-- START OF DATASET RECORDS --
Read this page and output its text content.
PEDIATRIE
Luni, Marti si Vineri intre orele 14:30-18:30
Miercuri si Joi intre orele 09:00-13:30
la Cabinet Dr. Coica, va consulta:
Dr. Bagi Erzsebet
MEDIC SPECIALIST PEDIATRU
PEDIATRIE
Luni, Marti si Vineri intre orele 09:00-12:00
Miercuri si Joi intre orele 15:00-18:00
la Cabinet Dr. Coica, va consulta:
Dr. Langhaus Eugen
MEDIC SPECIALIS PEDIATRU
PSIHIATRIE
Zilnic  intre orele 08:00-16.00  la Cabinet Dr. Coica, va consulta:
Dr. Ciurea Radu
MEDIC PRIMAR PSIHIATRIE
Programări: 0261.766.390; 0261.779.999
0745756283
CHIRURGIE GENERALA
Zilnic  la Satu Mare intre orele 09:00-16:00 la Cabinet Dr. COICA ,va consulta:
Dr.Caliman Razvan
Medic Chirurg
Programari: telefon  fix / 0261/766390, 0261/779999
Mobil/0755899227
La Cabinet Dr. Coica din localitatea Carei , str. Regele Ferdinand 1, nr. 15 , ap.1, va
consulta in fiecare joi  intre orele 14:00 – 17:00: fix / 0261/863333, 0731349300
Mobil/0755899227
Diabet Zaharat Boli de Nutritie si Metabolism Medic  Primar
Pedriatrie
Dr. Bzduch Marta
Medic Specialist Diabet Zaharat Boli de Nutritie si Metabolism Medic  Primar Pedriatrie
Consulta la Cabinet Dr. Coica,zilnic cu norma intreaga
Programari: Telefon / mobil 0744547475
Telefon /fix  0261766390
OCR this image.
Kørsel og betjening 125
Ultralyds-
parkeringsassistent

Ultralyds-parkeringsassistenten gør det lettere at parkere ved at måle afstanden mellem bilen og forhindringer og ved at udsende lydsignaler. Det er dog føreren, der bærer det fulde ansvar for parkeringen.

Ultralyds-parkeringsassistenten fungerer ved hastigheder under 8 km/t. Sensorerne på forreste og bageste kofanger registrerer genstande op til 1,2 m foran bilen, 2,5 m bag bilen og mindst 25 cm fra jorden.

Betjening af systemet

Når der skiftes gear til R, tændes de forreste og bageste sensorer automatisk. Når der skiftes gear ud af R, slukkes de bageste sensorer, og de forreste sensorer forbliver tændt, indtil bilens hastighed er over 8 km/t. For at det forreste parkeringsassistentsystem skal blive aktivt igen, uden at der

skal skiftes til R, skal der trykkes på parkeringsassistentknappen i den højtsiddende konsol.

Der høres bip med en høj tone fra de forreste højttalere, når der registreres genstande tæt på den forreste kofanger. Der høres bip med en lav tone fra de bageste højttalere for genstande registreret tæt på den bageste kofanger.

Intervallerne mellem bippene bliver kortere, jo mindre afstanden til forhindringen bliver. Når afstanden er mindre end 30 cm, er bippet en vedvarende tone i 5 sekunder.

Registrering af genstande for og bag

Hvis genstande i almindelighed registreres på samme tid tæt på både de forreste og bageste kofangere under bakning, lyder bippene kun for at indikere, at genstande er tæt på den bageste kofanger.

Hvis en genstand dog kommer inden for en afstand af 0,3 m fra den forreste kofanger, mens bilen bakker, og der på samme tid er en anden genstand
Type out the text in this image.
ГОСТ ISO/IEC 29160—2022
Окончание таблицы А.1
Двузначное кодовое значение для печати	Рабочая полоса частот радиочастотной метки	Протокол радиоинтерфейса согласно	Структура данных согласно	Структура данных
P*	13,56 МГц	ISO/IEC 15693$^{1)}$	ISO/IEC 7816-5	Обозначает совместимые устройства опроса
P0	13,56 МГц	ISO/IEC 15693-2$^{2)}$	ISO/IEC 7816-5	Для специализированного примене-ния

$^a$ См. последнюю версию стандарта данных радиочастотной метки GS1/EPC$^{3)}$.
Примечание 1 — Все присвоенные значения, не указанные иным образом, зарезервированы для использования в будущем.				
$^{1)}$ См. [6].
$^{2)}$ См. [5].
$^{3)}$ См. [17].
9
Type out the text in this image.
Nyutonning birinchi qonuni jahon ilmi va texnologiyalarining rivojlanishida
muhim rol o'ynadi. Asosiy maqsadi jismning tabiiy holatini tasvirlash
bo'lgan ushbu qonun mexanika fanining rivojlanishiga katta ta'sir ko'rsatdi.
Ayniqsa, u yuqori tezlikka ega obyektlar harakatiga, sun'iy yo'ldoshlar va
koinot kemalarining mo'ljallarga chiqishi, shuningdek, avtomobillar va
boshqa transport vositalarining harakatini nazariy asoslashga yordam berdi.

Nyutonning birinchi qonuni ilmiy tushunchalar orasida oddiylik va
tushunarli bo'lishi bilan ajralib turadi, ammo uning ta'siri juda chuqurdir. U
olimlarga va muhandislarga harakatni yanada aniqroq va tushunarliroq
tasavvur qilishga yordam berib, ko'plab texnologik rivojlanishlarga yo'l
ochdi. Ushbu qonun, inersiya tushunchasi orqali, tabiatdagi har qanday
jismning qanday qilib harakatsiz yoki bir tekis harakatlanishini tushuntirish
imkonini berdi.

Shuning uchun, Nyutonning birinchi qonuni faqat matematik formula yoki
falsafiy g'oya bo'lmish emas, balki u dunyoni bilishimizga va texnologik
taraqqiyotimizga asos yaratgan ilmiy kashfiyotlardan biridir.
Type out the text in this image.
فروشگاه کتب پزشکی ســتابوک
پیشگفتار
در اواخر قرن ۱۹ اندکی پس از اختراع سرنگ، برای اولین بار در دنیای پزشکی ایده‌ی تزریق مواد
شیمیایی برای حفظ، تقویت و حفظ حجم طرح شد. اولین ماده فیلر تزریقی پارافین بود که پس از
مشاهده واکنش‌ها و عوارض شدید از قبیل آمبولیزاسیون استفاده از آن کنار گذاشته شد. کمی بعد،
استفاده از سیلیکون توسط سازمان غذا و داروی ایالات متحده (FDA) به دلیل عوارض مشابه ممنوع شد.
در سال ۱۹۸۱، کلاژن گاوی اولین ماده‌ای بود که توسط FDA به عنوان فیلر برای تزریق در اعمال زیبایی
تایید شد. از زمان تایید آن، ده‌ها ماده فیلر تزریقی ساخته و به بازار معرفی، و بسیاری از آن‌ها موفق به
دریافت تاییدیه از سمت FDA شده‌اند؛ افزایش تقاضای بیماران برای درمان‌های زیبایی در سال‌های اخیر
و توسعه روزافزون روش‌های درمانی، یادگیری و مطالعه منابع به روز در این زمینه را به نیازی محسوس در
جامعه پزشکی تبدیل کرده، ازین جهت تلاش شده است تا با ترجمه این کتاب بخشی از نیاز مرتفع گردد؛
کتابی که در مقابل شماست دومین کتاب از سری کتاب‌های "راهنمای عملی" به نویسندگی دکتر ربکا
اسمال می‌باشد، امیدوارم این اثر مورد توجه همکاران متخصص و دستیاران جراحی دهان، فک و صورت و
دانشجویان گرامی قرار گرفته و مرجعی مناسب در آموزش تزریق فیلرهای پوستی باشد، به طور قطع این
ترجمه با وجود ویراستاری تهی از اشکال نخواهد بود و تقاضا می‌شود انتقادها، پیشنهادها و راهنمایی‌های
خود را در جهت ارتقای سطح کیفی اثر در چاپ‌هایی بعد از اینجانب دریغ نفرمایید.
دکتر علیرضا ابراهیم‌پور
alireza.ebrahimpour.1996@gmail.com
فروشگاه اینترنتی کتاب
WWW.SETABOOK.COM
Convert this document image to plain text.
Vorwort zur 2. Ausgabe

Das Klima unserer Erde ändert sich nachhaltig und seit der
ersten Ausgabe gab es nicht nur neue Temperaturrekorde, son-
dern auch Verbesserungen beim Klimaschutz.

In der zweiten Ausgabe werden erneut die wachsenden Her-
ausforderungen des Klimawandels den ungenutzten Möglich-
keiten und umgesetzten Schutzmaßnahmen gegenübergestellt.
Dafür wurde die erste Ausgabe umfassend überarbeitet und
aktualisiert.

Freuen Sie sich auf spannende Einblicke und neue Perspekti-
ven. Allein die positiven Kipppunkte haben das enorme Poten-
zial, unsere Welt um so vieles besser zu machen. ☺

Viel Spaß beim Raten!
-- END OF DATASET RECORDS --
INSTRUCTIONS FOR THE TASK » Show the lines of the records that include the string "Nutritie".

SOLUTION FOR THIS TASK »
Diabet Zaharat Boli de Nutritie si Metabolism Medic  Primar
Medic Specialist Diabet Zaharat Boli de Nutritie si Metabolism Medic  Primar Pedriatrie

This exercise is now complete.